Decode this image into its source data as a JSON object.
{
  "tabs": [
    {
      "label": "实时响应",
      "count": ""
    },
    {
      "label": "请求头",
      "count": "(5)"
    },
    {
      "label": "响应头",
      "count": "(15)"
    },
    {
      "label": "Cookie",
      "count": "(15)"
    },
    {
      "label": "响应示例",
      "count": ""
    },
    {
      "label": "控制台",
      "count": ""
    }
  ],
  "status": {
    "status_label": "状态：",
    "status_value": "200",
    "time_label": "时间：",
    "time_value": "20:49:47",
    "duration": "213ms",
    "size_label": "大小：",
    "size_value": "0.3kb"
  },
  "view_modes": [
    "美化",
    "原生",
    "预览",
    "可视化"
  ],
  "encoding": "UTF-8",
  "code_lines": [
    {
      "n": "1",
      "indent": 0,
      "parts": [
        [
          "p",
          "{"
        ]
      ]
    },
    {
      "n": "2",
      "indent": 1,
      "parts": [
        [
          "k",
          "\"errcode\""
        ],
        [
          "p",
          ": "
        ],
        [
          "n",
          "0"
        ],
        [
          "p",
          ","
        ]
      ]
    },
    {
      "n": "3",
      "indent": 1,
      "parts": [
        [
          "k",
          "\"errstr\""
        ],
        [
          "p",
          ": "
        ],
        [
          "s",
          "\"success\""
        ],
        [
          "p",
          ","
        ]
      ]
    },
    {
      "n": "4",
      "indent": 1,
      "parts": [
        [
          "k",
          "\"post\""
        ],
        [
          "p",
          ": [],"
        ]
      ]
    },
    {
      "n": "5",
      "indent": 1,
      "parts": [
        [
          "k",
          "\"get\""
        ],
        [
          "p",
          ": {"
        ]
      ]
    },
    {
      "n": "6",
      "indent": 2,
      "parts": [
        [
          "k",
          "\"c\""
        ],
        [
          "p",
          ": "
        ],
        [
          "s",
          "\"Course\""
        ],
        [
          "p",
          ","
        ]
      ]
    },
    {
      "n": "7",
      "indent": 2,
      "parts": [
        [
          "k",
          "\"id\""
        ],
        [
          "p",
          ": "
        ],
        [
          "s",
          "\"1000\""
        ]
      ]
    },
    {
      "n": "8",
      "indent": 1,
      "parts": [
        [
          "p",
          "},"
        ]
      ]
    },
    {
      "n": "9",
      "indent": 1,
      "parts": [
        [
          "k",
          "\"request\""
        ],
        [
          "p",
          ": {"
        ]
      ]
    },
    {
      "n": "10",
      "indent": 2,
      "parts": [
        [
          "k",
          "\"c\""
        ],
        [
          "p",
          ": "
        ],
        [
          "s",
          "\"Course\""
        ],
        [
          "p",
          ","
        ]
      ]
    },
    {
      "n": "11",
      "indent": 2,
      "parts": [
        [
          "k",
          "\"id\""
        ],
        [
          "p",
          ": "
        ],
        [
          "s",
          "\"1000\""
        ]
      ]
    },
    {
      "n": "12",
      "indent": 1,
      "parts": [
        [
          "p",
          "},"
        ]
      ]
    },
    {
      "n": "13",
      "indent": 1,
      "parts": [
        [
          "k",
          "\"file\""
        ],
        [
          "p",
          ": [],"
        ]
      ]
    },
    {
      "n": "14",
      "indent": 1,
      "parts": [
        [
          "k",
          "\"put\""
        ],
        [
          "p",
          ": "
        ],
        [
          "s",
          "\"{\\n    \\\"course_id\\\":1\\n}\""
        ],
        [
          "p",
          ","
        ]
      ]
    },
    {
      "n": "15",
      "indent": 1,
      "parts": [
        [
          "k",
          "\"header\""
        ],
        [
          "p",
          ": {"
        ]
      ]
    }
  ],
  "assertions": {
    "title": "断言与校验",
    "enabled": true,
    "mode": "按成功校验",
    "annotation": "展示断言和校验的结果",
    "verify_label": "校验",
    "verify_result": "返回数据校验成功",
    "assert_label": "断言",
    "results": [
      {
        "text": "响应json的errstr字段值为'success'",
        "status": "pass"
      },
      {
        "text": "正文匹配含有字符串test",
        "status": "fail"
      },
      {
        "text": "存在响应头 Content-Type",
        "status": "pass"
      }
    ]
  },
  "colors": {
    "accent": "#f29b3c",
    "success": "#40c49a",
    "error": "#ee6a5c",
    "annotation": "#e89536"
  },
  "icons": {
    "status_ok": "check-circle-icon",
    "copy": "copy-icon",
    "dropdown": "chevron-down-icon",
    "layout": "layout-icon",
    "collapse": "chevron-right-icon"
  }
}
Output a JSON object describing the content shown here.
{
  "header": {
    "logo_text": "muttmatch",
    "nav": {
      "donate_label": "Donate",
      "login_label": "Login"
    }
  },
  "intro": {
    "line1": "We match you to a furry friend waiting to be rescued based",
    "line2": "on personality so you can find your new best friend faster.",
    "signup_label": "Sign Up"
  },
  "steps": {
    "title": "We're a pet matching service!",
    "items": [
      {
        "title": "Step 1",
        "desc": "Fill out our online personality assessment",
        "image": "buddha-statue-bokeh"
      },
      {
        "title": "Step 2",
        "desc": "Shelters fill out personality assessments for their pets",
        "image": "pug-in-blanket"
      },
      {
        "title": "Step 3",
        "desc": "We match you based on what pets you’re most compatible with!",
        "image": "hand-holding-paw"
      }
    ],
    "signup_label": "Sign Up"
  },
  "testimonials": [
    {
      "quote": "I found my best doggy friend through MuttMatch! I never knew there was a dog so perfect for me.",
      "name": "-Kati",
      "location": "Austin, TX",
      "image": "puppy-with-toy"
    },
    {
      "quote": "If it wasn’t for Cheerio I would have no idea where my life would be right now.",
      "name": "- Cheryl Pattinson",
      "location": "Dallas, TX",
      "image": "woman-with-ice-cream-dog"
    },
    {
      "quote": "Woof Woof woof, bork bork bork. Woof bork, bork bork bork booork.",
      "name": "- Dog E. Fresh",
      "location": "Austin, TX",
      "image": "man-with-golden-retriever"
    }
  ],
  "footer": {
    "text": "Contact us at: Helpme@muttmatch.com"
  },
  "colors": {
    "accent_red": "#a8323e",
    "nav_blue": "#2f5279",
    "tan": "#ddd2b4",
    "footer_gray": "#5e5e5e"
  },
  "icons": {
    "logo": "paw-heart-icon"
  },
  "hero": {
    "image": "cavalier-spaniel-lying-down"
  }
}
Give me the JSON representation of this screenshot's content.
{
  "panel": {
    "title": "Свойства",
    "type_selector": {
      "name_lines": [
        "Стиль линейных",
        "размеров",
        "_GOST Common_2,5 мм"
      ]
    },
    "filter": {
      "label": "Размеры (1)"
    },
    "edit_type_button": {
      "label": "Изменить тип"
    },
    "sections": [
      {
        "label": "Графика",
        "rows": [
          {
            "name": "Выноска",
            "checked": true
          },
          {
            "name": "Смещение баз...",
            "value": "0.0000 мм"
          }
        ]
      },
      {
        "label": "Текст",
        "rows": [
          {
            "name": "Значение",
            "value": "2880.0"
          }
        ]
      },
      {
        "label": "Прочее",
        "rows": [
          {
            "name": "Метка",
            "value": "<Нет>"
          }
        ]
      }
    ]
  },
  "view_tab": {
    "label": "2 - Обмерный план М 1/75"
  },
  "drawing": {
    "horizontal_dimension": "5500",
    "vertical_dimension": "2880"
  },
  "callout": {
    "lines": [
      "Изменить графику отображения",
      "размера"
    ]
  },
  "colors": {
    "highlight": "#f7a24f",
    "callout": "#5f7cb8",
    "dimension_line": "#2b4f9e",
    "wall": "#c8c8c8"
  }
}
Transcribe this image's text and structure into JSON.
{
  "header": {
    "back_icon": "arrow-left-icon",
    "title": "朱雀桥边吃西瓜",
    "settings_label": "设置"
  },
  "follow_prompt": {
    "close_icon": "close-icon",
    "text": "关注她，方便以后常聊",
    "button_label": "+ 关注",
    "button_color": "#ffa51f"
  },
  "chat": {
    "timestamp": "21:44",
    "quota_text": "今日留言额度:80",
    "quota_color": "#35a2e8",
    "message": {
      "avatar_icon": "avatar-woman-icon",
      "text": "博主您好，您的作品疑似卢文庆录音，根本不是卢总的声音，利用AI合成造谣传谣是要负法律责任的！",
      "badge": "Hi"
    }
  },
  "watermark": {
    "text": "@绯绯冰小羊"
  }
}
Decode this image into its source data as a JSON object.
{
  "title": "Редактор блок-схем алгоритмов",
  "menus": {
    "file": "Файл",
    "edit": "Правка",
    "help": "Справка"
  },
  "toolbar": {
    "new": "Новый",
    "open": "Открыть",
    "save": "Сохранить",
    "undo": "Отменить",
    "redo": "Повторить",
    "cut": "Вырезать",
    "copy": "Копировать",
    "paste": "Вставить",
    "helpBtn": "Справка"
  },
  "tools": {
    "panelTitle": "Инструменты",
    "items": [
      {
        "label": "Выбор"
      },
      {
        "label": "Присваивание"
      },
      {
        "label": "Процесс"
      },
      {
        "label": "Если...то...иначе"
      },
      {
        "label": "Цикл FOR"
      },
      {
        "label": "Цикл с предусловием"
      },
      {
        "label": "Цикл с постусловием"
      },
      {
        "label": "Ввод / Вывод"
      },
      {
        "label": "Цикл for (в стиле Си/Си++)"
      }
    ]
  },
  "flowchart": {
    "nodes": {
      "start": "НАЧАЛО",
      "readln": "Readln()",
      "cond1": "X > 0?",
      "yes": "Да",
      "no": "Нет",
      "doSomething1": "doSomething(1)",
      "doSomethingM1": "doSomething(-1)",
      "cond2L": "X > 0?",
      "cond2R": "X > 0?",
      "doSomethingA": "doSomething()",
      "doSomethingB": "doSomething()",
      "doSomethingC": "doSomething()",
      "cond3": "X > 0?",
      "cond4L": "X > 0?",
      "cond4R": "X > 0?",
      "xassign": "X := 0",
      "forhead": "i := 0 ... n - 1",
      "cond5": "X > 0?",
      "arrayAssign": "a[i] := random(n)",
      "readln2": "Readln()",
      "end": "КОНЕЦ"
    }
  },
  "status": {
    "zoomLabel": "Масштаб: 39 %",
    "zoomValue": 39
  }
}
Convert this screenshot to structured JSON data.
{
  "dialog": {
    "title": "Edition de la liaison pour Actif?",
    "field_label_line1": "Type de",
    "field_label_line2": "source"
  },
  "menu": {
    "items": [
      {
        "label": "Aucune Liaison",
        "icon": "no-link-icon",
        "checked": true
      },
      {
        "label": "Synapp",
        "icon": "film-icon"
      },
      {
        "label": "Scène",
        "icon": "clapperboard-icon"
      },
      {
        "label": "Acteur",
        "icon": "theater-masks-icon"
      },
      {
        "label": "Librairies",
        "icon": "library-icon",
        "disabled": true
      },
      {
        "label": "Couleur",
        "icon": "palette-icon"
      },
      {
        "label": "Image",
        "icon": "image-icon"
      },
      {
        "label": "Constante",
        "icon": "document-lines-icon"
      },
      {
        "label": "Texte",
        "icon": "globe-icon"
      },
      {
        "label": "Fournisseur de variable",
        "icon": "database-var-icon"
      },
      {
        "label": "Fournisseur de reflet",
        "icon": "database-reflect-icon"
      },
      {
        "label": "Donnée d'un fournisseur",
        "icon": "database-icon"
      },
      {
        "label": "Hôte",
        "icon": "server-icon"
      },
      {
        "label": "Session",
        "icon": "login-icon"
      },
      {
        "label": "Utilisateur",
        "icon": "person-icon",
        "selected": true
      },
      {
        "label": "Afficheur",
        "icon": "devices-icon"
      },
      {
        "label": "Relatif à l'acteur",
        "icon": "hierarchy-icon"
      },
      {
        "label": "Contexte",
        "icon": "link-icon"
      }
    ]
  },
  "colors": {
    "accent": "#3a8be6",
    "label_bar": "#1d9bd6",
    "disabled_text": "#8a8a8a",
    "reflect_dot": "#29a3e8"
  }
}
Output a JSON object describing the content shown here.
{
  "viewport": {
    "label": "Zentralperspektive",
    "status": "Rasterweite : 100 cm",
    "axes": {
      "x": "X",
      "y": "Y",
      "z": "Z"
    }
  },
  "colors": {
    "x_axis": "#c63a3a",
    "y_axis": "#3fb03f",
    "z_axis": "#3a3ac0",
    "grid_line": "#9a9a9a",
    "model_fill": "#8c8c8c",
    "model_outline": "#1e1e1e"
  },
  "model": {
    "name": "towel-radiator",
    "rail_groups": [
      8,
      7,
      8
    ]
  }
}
------------
Copy every single line of the material above that holds "true".

    "enabled": true,
            "checked": true
        "checked": true
        "disabled": true
        "selected": true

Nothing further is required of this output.